结论有误,应该是:AB/AC=BD/DC.
证法1:作DE平行CA,交AB于E,则⊿BED∽⊿BAC;且∠EDA=∠DAC;
又∠EAD=∠DAC,故∠EAD=∠EDA,AE=DE.
故:AB/AC=BE/DE=BE/AE=BD/DC.
证法2:作DE平行AB,交AC于E.
同理可证:DE=AE;⊿ABC∽⊿EDC.
则AB/AC=ED/EC=AE/EC=BD/DC.
证法3:作CE平行AD,交BA的延长线于E.
则⊿BAD∽⊿BEC;且∠E=∠BAD;∠ACE=∠CAD.
又∠BAD=∠CAD.故∠E=∠ACE,AC=AE.
所以,AB/AC=AB/AE=BD/DC.
证法4:过点C作AB的平行线,交AD的延长线于E.
则⊿ABD∽⊿ECD;且∠E=∠BAD=∠CAD,CE=AC.
故:AB/AC=AB/CE=BD/DC.
证法5:作DE垂直AB于E,DF垂直AC于F.AD平分∠BAC,则DE=DF.
故S⊿ABD/S⊿ACD=(AB*DE/2)/(AC*DF/2)=AB/AC;
又S⊿ABD/S⊿ACD=BD/DC.(同高的三角形面积比等于底之比)
所以,AB/AC=BD/DC.

## 数据条目
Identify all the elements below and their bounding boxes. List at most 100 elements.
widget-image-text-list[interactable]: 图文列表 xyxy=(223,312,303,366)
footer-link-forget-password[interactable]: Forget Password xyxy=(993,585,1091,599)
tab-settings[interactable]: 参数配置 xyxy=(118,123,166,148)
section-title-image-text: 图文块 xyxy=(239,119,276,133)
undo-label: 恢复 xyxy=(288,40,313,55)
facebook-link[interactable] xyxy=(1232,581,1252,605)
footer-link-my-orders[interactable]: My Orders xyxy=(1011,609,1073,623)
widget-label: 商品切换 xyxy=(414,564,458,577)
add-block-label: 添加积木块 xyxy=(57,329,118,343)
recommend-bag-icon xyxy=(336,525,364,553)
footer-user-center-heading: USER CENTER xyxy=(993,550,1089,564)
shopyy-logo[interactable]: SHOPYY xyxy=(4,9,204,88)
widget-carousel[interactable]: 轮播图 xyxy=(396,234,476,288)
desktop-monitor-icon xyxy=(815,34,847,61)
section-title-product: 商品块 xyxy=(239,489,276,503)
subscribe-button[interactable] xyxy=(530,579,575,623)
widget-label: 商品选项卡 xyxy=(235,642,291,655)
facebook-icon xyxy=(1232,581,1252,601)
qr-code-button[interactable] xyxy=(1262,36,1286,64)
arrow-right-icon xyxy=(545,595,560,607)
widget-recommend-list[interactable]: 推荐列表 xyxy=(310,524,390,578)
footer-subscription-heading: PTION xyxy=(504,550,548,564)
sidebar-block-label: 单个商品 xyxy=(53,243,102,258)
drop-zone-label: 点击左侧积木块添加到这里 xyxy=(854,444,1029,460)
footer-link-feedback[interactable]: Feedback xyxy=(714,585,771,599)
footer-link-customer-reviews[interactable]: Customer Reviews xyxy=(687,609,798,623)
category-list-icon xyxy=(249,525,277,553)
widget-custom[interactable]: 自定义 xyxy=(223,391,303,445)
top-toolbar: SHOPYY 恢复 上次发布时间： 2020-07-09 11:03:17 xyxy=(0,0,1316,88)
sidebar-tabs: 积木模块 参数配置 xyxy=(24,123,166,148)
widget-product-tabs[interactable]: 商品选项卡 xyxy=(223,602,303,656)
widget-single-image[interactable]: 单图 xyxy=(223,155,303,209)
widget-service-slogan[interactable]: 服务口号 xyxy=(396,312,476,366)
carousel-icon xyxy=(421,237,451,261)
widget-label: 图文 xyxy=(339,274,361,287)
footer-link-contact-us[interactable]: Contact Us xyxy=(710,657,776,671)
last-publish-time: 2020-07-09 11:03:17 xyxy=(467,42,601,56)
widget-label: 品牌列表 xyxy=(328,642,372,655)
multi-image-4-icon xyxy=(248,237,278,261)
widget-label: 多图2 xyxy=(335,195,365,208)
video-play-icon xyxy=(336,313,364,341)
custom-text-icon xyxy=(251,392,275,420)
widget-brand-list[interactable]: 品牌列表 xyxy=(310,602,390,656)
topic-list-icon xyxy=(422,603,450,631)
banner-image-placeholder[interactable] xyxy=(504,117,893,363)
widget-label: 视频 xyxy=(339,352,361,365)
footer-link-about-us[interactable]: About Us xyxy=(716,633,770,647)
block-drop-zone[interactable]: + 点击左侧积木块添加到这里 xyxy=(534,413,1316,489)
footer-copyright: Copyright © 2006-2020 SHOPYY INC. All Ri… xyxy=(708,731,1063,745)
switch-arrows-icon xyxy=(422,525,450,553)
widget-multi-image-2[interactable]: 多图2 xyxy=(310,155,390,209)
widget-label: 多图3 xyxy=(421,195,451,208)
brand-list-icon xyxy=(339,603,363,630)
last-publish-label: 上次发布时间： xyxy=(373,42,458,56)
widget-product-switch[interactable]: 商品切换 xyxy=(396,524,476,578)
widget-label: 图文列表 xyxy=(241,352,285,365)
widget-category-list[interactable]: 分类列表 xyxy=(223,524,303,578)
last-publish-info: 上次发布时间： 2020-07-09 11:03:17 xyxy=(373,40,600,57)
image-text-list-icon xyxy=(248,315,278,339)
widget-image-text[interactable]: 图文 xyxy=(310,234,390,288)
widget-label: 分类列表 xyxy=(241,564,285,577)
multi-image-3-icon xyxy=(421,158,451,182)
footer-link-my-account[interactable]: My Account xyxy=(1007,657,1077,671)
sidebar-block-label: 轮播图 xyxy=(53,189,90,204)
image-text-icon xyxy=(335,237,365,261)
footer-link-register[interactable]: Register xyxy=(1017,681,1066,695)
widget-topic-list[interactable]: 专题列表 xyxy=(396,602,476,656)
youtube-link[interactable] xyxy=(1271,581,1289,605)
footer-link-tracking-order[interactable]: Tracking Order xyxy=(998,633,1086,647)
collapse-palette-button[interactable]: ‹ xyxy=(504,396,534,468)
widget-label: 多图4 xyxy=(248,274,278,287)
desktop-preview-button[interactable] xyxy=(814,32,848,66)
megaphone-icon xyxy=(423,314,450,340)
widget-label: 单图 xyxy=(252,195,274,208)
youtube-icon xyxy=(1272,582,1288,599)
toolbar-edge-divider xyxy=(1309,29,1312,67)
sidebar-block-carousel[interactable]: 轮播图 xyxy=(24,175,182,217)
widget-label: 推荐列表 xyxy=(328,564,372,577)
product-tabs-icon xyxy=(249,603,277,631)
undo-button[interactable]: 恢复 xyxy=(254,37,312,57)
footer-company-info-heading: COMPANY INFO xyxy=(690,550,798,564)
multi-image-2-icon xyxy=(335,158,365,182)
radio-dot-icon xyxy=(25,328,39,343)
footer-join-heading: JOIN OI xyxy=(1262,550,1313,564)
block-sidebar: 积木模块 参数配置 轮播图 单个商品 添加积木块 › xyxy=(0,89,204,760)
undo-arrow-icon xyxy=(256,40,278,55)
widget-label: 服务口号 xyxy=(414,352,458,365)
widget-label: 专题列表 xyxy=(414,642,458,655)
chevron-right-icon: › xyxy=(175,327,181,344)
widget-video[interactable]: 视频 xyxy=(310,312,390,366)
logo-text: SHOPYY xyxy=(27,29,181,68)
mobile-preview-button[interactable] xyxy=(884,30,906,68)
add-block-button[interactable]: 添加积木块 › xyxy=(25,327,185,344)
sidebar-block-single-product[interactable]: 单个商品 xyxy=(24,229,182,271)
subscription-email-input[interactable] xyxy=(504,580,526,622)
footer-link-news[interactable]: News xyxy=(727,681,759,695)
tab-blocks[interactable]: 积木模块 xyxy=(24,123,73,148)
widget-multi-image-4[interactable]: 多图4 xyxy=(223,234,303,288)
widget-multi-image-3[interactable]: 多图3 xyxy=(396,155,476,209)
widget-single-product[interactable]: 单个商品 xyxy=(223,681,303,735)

## 待办任务
1 – 请打印页面正文中以“结论有误,应该是:AB/AC=BD/DC.”开头、以“故:AB/AC=AB/CE=BD/DC.”结尾的一段文字,不得改动。
2 – 请依据页面正文,逐一判断下列说法是否符合原文,答“是”或“否”,并原样引用起决定作用的原文字句:(a)证法3中作CE平行AD,交BA的延长线于E;(b)证法5中作DE垂直AC于E;(c)证法4是过点B作AC的平行线。

## 各题答案
1 –
结论有误,应该是:AB/AC=BD/DC.
证法1:作DE平行CA,交AB于E,则⊿BED∽⊿BAC;且∠EDA=∠DAC;
又∠EAD=∠DAC,故∠EAD=∠EDA,AE=DE.
故:AB/AC=BE/DE=BE/AE=BD/DC.
证法2:作DE平行AB,交AC于E.
同理可证:DE=AE;⊿ABC∽⊿EDC.
则AB/AC=ED/EC=AE/EC=BD/DC.
证法3:作CE平行AD,交BA的延长线于E.
则⊿BAD∽⊿BEC;且∠E=∠BAD;∠ACE=∠CAD.
又∠BAD=∠CAD.故∠E=∠ACE,AC=AE.
所以,AB/AC=AB/AE=BD/DC.
证法4:过点C作AB的平行线,交AD的延长线于E.
则⊿ABD∽⊿ECD;且∠E=∠BAD=∠CAD,CE=AC.
故:AB/AC=AB/CE=BD/DC.

2 –
(a)是。“作CE平行AD,交BA的延长线于E.”
(b)否。“作DE垂直AB于E,DF垂直AC于F.”
(c)否。“过点C作AB的平行线,交AD的延长线于E.”